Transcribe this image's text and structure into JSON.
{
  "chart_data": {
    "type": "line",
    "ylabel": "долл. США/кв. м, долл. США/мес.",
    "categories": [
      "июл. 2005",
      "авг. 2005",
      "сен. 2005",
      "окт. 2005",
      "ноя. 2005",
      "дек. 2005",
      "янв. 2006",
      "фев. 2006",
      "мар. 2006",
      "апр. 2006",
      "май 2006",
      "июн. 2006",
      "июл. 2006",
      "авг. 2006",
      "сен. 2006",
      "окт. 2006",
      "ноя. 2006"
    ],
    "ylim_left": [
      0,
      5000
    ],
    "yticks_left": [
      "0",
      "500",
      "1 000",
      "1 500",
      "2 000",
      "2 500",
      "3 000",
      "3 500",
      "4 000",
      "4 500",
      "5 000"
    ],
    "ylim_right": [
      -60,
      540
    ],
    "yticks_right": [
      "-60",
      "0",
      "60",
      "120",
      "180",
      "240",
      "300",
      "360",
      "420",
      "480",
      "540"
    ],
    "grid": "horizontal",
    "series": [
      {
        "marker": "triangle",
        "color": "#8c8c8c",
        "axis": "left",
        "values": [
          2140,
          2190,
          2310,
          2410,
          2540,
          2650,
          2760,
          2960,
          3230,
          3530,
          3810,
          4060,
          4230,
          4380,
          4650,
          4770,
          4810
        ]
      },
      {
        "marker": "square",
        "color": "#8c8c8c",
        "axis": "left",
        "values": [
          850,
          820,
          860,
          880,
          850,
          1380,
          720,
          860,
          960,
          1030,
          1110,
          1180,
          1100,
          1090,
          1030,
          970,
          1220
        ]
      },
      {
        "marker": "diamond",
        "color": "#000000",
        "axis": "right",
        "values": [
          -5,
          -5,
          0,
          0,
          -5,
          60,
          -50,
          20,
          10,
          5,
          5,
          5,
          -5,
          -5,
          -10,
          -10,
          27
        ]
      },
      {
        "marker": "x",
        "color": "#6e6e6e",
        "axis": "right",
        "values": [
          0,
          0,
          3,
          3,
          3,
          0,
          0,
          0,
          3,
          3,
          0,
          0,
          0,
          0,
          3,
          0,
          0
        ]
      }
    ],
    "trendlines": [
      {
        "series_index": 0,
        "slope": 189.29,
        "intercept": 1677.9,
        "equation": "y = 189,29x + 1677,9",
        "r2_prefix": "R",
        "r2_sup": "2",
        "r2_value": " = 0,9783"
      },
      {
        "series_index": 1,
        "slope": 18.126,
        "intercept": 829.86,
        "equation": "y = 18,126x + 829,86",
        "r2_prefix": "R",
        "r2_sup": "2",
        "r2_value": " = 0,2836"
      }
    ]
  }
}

• [Exercise instructions]: Reproduce the data in full, exactly as presented.

• [Exercise response]:
Transcribe this image's text and structure into JSON.
{
  "chart_data": {
    "type": "line",
    "ylabel": "долл. США/кв. м, долл. США/мес.",
    "categories": [
      "июл. 2005",
      "авг. 2005",
      "сен. 2005",
      "окт. 2005",
      "ноя. 2005",
      "дек. 2005",
      "янв. 2006",
      "фев. 2006",
      "мар. 2006",
      "апр. 2006",
      "май 2006",
      "июн. 2006",
      "июл. 2006",
      "авг. 2006",
      "сен. 2006",
      "окт. 2006",
      "ноя. 2006"
    ],
    "ylim_left": [
      0,
      5000
    ],
    "yticks_left": [
      "0",
      "500",
      "1 000",
      "1 500",
      "2 000",
      "2 500",
      "3 000",
      "3 500",
      "4 000",
      "4 500",
      "5 000"
    ],
    "ylim_right": [
      -60,
      540
    ],
    "yticks_right": [
      "-60",
      "0",
      "60",
      "120",
      "180",
      "240",
      "300",
      "360",
      "420",
      "480",
      "540"
    ],
    "grid": "horizontal",
    "series": [
      {
        "marker": "triangle",
        "color": "#8c8c8c",
        "axis": "left",
        "values": [
          2140,
          2190,
          2310,
          2410,
          2540,
          2650,
          2760,
          2960,
          3230,
          3530,
          3810,
          4060,
          4230,
          4380,
          4650,
          4770,
          4810
        ]
      },
      {
        "marker": "square",
        "color": "#8c8c8c",
        "axis": "left",
        "values": [
          850,
          820,
          860,
          880,
          850,
          1380,
          720,
          860,
          960,
          1030,
          1110,
          1180,
          1100,
          1090,
          1030,
          970,
          1220
        ]
      },
      {
        "marker": "diamond",
        "color": "#000000",
        "axis": "right",
        "values": [
          -5,
          -5,
          0,
          0,
          -5,
          60,
          -50,
          20,
          10,
          5,
          5,
          5,
          -5,
          -5,
          -10,
          -10,
          27
        ]
      },
      {
        "marker": "x",
        "color": "#6e6e6e",
        "axis": "right",
        "values": [
          0,
          0,
          3,
          3,
          3,
          0,
          0,
          0,
          3,
          3,
          0,
          0,
          0,
          0,
          3,
          0,
          0
        ]
      }
    ],
    "trendlines": [
      {
        "series_index": 0,
        "slope": 189.29,
        "intercept": 1677.9,
        "equation": "y = 189,29x + 1677,9",
        "r2_prefix": "R",
        "r2_sup": "2",
        "r2_value": " = 0,9783"
      },
      {
        "series_index": 1,
        "slope": 18.126,
        "intercept": 829.86,
        "equation": "y = 18,126x + 829,86",
        "r2_prefix": "R",
        "r2_sup": "2",
        "r2_value": " = 0,2836"
      }
    ]
  }
}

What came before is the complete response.